WRITTEN TASK: Write the records below out again exactly as given, with no images.

RECORDS:
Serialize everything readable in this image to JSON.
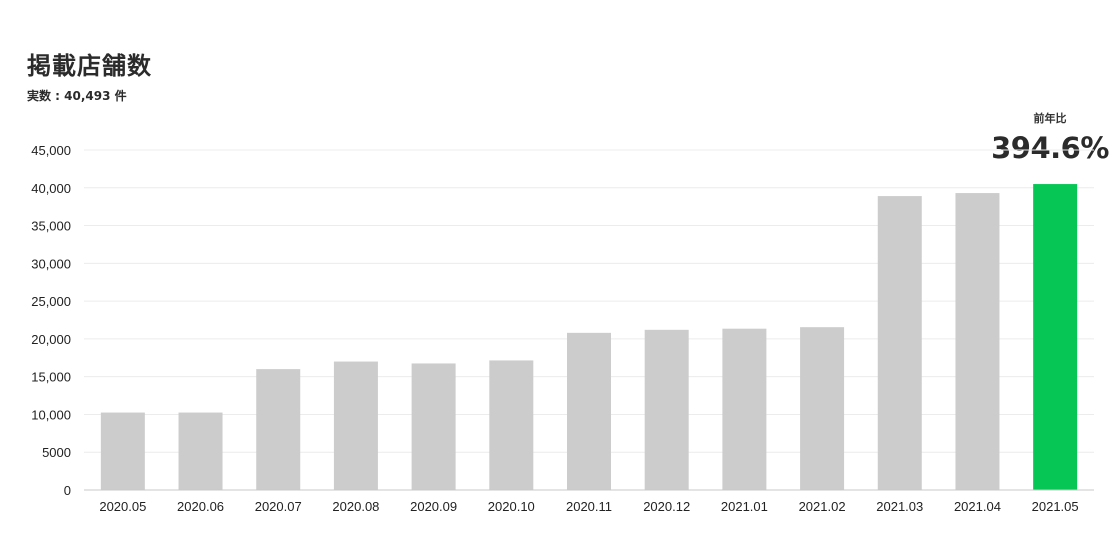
{
  "header": {
    "title": "掲載店舗数",
    "subtitle": "実数 : 40,493 件",
    "yoy_label": "前年比",
    "yoy_value": "394.6%"
  },
  "colors": {
    "bar": "#cccccc",
    "highlight": "#06c755",
    "grid": "#ececec",
    "axis": "#c8c8c8"
  },
  "chart_data": {
    "type": "bar",
    "title": "掲載店舗数",
    "categories": [
      "2020.05",
      "2020.06",
      "2020.07",
      "2020.08",
      "2020.09",
      "2020.10",
      "2020.11",
      "2020.12",
      "2021.01",
      "2021.02",
      "2021.03",
      "2021.04",
      "2021.05"
    ],
    "values": [
      10250,
      10250,
      16000,
      17000,
      16750,
      17150,
      20800,
      21200,
      21350,
      21550,
      38900,
      39300,
      40493
    ],
    "highlight_index": 12,
    "ylim": [
      0,
      45000
    ],
    "yticks": [
      0,
      5000,
      10000,
      15000,
      20000,
      25000,
      30000,
      35000,
      40000,
      45000
    ],
    "ytick_labels": [
      "0",
      "5000",
      "10,000",
      "15,000",
      "20,000",
      "25,000",
      "30,000",
      "35,000",
      "40,000",
      "45,000"
    ],
    "grid": true,
    "legend": "none"
  }
}
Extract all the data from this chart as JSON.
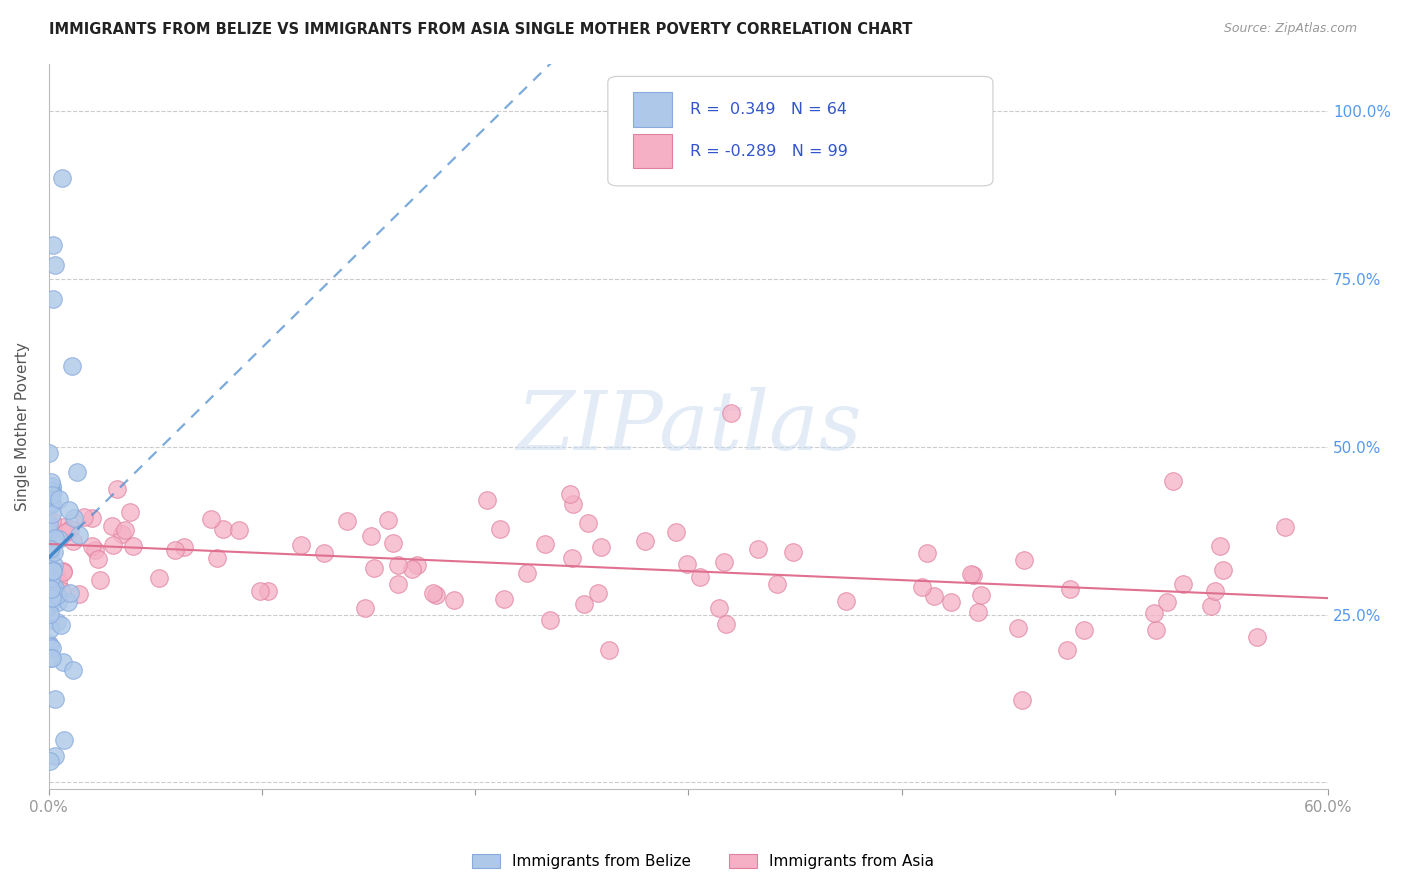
{
  "title": "IMMIGRANTS FROM BELIZE VS IMMIGRANTS FROM ASIA SINGLE MOTHER POVERTY CORRELATION CHART",
  "source": "Source: ZipAtlas.com",
  "ylabel": "Single Mother Poverty",
  "xlim": [
    0,
    0.6
  ],
  "ylim": [
    -0.01,
    1.07
  ],
  "belize_color": "#adc8e8",
  "belize_edge": "#88aadd",
  "asia_color": "#f5b0c5",
  "asia_edge": "#e080a0",
  "belize_R": 0.349,
  "belize_N": 64,
  "asia_R": -0.289,
  "asia_N": 99,
  "trend_blue": "#4488cc",
  "trend_pink": "#e07090",
  "legend_text_color": "#3355cc",
  "watermark_color": "#ccddf0",
  "right_tick_color": "#5599ee"
}
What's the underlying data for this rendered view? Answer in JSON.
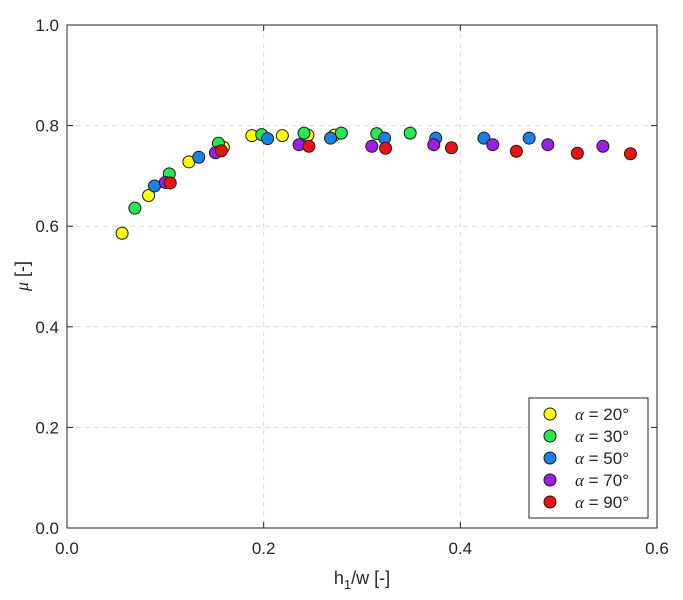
{
  "chart_data": {
    "type": "scatter",
    "xlabel": "h1/w [-]",
    "ylabel": "μ [-]",
    "xlim": [
      0,
      0.6
    ],
    "ylim": [
      0,
      1.0
    ],
    "x_ticks": [
      "0.0",
      "0.2",
      "0.4",
      "0.6"
    ],
    "y_ticks": [
      "0.0",
      "0.2",
      "0.4",
      "0.6",
      "0.8",
      "1.0"
    ],
    "grid": true,
    "legend_position": "bottom-right",
    "series": [
      {
        "name": "α = 20°",
        "color": "#ffff00",
        "points": [
          [
            0.056,
            0.586
          ],
          [
            0.083,
            0.661
          ],
          [
            0.124,
            0.728
          ],
          [
            0.159,
            0.757
          ],
          [
            0.188,
            0.78
          ],
          [
            0.219,
            0.78
          ],
          [
            0.245,
            0.781
          ],
          [
            0.272,
            0.781
          ]
        ]
      },
      {
        "name": "α = 30°",
        "color": "#26e84f",
        "points": [
          [
            0.069,
            0.636
          ],
          [
            0.104,
            0.704
          ],
          [
            0.154,
            0.765
          ],
          [
            0.198,
            0.782
          ],
          [
            0.241,
            0.785
          ],
          [
            0.279,
            0.785
          ],
          [
            0.315,
            0.784
          ],
          [
            0.349,
            0.785
          ]
        ]
      },
      {
        "name": "α = 50°",
        "color": "#1a80e6",
        "points": [
          [
            0.089,
            0.68
          ],
          [
            0.134,
            0.737
          ],
          [
            0.204,
            0.774
          ],
          [
            0.268,
            0.775
          ],
          [
            0.323,
            0.775
          ],
          [
            0.375,
            0.775
          ],
          [
            0.424,
            0.775
          ],
          [
            0.47,
            0.775
          ]
        ]
      },
      {
        "name": "α = 70°",
        "color": "#9f1ee6",
        "points": [
          [
            0.1,
            0.687
          ],
          [
            0.151,
            0.746
          ],
          [
            0.236,
            0.762
          ],
          [
            0.31,
            0.759
          ],
          [
            0.373,
            0.762
          ],
          [
            0.433,
            0.762
          ],
          [
            0.489,
            0.762
          ],
          [
            0.545,
            0.759
          ]
        ]
      },
      {
        "name": "α = 90°",
        "color": "#ee1111",
        "points": [
          [
            0.105,
            0.686
          ],
          [
            0.157,
            0.75
          ],
          [
            0.246,
            0.759
          ],
          [
            0.324,
            0.755
          ],
          [
            0.391,
            0.756
          ],
          [
            0.457,
            0.749
          ],
          [
            0.519,
            0.745
          ],
          [
            0.573,
            0.744
          ]
        ]
      }
    ]
  }
}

SOLVED EXERCISE:
Serialize everything readable in this image to JSON.
{
  "header": {
    "title": "掲載店舗数",
    "subtitle": "実数 : 40,493 件",
    "yoy_label": "前年比",
    "yoy_value": "394.6%"
  },
  "colors": {
    "bar": "#cccccc",
    "highlight": "#06c755",
    "grid": "#ececec",
    "axis": "#c8c8c8"
  },
  "chart_data": {
    "type": "bar",
    "title": "掲載店舗数",
    "categories": [
      "2020.05",
      "2020.06",
      "2020.07",
      "2020.08",
      "2020.09",
      "2020.10",
      "2020.11",
      "2020.12",
      "2021.01",
      "2021.02",
      "2021.03",
      "2021.04",
      "2021.05"
    ],
    "values": [
      10250,
      10250,
      16000,
      17000,
      16750,
      17150,
      20800,
      21200,
      21350,
      21550,
      38900,
      39300,
      40493
    ],
    "highlight_index": 12,
    "ylim": [
      0,
      45000
    ],
    "yticks": [
      0,
      5000,
      10000,
      15000,
      20000,
      25000,
      30000,
      35000,
      40000,
      45000
    ],
    "ytick_labels": [
      "0",
      "5000",
      "10,000",
      "15,000",
      "20,000",
      "25,000",
      "30,000",
      "35,000",
      "40,000",
      "45,000"
    ],
    "grid": true,
    "legend": "none"
  }
}
Extract all the data from this chart as JSON.
{
  "title": "IMMIGRANTS FROM BELIZE VS IMMIGRANTS FROM ASIA SINGLE MOTHER POVERTY CORRELATION CHART",
  "source": "Source: ZipAtlas.com",
  "ylabel": "Single Mother Poverty",
  "xlim": [
    0,
    0.6
  ],
  "ylim": [
    -0.01,
    1.07
  ],
  "belize_color": "#adc8e8",
  "belize_edge": "#88aadd",
  "asia_color": "#f5b0c5",
  "asia_edge": "#e080a0",
  "belize_R": 0.349,
  "belize_N": 64,
  "asia_R": -0.289,
  "asia_N": 99,
  "trend_blue": "#4488cc",
  "trend_pink": "#e07090",
  "legend_text_color": "#3355cc",
  "watermark_color": "#ccddf0",
  "right_tick_color": "#5599ee"
}
What's the underlying data for this rendered view? Answer in JSON.
{
  "chart_data": {
    "type": "scatter",
    "xlabel": "h1/w [-]",
    "ylabel": "μ [-]",
    "xlim": [
      0,
      0.6
    ],
    "ylim": [
      0,
      1.0
    ],
    "x_ticks": [
      "0.0",
      "0.2",
      "0.4",
      "0.6"
    ],
    "y_ticks": [
      "0.0",
      "0.2",
      "0.4",
      "0.6",
      "0.8",
      "1.0"
    ],
    "grid": true,
    "legend_position": "bottom-right",
    "series": [
      {
        "name": "α = 20°",
        "color": "#ffff00",
        "points": [
          [
            0.056,
            0.586
          ],
          [
            0.083,
            0.661
          ],
          [
            0.124,
            0.728
          ],
          [
            0.159,
            0.757
          ],
          [
            0.188,
            0.78
          ],
          [
            0.219,
            0.78
          ],
          [
            0.245,
            0.781
          ],
          [
            0.272,
            0.781
          ]
        ]
      },
      {
        "name": "α = 30°",
        "color": "#26e84f",
        "points": [
          [
            0.069,
            0.636
          ],
          [
            0.104,
            0.704
          ],
          [
            0.154,
            0.765
          ],
          [
            0.198,
            0.782
          ],
          [
            0.241,
            0.785
          ],
          [
            0.279,
            0.785
          ],
          [
            0.315,
            0.784
          ],
          [
            0.349,
            0.785
          ]
        ]
      },
      {
        "name": "α = 50°",
        "color": "#1a80e6",
        "points": [
          [
            0.089,
            0.68
          ],
          [
            0.134,
            0.737
          ],
          [
            0.204,
            0.774
          ],
          [
            0.268,
            0.775
          ],
          [
            0.323,
            0.775
          ],
          [
            0.375,
            0.775
          ],
          [
            0.424,
            0.775
          ],
          [
            0.47,
            0.775
          ]
        ]
      },
      {
        "name": "α = 70°",
        "color": "#9f1ee6",
        "points": [
          [
            0.1,
            0.687
          ],
          [
            0.151,
            0.746
          ],
          [
            0.236,
            0.762
          ],
          [
            0.31,
            0.759
          ],
          [
            0.373,
            0.762
          ],
          [
            0.433,
            0.762
          ],
          [
            0.489,
            0.762
          ],
          [
            0.545,
            0.759
          ]
        ]
      },
      {
        "name": "α = 90°",
        "color": "#ee1111",
        "points": [
          [
            0.105,
            0.686
          ],
          [
            0.157,
            0.75
          ],
          [
            0.246,
            0.759
          ],
          [
            0.324,
            0.755
          ],
          [
            0.391,
            0.756
          ],
          [
            0.457,
            0.749
          ],
          [
            0.519,
            0.745
          ],
          [
            0.573,
            0.744
          ]
        ]
      }
    ]
  }
}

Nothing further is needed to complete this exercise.